═══ DATA FOR THIS EXERCISE

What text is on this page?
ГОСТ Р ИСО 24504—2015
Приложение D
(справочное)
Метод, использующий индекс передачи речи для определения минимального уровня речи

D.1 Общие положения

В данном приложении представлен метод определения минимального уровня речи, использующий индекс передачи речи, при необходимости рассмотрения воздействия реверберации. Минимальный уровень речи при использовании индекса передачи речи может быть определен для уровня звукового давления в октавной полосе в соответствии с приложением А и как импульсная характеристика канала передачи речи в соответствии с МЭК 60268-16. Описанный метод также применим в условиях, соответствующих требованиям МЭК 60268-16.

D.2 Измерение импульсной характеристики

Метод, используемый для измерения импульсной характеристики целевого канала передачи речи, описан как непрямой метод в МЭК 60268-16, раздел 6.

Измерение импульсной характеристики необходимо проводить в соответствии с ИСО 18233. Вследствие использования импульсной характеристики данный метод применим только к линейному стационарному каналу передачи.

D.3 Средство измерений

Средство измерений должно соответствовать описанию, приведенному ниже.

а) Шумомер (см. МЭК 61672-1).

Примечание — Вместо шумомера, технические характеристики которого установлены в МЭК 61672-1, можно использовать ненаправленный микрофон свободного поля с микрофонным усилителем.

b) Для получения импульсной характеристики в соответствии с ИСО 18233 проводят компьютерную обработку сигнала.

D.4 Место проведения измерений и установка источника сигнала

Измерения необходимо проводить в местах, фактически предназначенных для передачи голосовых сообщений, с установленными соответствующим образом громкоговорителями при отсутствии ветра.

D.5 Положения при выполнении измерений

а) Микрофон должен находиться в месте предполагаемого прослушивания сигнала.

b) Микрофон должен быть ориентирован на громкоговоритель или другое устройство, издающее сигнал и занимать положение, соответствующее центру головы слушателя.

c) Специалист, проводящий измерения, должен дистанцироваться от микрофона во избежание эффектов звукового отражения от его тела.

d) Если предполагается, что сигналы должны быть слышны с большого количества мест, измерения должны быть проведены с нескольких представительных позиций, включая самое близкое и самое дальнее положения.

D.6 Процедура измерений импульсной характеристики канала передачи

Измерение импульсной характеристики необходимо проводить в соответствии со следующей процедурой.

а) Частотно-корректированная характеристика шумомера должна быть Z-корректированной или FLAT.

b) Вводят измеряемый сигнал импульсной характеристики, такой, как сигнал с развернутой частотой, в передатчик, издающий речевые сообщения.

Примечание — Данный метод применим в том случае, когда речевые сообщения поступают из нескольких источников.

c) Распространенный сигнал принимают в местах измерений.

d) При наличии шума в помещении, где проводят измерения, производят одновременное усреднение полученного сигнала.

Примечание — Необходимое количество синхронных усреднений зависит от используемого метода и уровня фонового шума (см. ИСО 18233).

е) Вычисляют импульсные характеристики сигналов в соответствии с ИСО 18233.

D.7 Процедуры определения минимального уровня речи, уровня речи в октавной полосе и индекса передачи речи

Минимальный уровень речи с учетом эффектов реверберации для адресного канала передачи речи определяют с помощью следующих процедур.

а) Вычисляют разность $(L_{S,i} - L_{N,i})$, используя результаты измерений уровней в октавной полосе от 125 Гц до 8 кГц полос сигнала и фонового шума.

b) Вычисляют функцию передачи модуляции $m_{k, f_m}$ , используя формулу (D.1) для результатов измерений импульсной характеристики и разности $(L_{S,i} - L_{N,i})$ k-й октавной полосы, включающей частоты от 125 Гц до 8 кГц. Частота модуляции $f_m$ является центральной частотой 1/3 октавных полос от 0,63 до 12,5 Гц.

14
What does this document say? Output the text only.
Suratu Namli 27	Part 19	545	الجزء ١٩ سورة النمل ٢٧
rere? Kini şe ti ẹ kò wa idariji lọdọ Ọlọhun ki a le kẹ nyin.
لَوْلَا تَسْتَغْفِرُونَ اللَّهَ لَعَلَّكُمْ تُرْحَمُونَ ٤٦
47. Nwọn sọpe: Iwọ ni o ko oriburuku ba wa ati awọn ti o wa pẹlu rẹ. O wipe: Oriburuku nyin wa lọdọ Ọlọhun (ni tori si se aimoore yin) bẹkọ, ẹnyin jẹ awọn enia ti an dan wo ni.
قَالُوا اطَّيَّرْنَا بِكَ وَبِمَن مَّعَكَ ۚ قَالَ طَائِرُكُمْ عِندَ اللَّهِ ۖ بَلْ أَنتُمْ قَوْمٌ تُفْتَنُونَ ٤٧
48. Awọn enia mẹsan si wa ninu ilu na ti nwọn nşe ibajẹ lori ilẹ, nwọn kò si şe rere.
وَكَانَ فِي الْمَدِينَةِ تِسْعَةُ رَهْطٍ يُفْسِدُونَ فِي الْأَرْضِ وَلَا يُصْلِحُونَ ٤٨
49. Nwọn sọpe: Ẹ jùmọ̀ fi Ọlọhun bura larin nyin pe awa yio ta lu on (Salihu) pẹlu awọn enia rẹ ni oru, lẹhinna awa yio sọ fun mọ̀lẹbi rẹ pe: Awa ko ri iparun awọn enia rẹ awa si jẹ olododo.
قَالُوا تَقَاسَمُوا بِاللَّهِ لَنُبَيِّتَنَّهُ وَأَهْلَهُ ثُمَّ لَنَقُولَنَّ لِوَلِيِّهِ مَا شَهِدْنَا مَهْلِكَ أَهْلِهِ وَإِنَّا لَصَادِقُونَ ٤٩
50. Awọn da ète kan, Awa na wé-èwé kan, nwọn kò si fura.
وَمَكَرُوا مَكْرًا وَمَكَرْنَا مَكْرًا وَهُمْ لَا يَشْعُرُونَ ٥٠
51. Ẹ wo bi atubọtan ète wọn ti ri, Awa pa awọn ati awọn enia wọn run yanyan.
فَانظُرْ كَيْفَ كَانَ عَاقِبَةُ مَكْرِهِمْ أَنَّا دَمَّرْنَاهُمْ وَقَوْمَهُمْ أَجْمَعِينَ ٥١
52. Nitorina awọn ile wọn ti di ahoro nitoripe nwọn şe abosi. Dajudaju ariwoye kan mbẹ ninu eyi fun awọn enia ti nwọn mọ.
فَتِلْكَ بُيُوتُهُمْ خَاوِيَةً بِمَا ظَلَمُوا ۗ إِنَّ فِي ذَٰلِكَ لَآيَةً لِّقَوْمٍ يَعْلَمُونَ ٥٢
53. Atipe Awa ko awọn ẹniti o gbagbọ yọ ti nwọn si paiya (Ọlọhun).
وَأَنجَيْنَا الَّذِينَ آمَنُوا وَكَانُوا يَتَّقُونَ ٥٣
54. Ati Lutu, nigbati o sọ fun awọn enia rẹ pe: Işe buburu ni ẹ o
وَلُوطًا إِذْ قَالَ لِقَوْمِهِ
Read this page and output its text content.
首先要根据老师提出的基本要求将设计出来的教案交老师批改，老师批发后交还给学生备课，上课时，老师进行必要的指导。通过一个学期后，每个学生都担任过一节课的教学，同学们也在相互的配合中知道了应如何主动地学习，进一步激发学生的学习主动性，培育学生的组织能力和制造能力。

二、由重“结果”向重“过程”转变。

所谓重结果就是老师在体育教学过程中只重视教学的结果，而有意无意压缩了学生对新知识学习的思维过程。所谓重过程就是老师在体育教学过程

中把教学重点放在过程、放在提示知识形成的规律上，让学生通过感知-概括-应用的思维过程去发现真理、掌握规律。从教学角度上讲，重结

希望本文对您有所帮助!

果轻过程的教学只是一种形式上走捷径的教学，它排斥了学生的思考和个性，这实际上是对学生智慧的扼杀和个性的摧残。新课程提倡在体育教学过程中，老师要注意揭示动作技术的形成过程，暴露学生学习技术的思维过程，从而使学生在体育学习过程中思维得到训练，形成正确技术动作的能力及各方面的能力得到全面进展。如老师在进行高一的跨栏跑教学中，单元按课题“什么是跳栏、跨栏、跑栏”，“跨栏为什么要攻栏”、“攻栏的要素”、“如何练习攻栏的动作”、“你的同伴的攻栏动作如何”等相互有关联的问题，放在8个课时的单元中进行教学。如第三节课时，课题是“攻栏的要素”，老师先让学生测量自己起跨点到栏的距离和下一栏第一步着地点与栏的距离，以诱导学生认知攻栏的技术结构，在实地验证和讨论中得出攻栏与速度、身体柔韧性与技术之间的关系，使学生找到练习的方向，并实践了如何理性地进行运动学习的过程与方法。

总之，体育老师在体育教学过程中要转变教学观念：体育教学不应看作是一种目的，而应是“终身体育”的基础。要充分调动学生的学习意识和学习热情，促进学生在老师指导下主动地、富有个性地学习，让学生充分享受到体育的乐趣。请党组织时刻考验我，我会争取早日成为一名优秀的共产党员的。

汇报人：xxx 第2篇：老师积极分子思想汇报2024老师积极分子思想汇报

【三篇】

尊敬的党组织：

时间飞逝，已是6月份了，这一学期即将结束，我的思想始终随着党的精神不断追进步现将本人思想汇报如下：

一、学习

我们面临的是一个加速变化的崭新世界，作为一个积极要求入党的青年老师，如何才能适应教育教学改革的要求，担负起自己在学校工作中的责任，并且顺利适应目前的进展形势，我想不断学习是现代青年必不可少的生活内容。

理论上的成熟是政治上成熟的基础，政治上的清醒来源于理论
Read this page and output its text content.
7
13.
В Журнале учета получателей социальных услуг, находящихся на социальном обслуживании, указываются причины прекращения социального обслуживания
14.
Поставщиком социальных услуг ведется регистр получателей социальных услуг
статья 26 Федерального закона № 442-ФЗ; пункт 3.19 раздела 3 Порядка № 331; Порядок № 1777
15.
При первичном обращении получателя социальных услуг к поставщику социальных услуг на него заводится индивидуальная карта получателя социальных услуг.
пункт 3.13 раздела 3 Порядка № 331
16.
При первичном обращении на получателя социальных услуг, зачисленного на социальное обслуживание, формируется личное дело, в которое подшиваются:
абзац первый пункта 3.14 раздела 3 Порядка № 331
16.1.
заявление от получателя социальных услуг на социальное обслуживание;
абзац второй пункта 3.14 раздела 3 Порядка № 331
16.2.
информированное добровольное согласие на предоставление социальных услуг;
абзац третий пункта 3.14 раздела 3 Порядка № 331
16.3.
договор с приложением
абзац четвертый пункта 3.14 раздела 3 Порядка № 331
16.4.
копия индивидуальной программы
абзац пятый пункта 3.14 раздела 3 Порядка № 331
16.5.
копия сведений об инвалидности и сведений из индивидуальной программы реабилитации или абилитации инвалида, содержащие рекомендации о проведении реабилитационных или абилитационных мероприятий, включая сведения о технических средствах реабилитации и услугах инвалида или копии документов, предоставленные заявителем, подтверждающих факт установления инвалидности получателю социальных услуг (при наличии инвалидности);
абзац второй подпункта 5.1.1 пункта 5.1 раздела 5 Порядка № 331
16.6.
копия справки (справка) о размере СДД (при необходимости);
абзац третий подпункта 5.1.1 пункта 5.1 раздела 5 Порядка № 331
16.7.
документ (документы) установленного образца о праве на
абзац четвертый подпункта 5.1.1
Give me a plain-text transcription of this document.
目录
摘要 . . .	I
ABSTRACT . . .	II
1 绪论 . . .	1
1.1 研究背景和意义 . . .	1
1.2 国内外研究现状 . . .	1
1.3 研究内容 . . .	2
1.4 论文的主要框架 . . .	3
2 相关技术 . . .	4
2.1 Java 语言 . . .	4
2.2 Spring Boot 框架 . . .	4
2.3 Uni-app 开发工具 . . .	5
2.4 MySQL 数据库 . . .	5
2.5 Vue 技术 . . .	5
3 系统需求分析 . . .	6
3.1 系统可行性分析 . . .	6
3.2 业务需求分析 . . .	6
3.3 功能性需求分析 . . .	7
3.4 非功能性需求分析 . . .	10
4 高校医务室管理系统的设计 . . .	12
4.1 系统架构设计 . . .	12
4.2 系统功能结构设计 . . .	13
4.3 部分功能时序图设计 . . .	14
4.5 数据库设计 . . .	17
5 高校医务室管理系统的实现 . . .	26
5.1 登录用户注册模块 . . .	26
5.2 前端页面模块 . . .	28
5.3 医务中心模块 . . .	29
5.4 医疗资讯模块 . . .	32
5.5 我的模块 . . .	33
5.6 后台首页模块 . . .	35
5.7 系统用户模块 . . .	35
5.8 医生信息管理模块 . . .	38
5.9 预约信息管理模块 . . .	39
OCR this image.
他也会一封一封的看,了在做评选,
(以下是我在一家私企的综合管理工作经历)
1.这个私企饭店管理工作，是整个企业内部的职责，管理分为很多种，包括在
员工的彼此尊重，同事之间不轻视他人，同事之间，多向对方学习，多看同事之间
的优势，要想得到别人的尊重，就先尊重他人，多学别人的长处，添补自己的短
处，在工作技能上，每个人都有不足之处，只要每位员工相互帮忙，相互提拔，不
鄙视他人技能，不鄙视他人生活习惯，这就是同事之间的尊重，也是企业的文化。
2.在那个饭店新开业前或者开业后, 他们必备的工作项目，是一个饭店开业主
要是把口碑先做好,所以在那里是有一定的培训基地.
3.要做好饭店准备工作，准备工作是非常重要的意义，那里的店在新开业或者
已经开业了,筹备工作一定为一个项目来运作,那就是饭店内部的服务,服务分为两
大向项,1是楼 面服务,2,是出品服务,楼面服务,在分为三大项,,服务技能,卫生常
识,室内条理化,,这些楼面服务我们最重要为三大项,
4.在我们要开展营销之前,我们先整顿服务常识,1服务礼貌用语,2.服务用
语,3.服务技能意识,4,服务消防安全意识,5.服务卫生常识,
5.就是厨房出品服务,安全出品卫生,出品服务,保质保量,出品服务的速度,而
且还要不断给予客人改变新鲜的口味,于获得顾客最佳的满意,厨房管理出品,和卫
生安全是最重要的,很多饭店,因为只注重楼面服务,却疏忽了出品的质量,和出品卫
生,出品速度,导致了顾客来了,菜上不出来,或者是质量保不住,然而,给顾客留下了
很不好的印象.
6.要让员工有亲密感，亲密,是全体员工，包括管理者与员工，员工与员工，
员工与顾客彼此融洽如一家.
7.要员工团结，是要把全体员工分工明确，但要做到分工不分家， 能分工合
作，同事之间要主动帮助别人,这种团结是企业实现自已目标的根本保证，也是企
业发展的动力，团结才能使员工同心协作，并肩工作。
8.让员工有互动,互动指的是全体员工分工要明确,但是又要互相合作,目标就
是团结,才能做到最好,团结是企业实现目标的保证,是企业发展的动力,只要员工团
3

══════

_GIVEN EXERCISE:_
Out of the records, collect only those lines that contain the string "третий".

_EXPECTED ANSWER:_
абзац третий пункта 3.14 раздела 3 Порядка № 331
абзац третий подпункта 5.1.1 пункта 5.1 раздела 5 Порядка № 331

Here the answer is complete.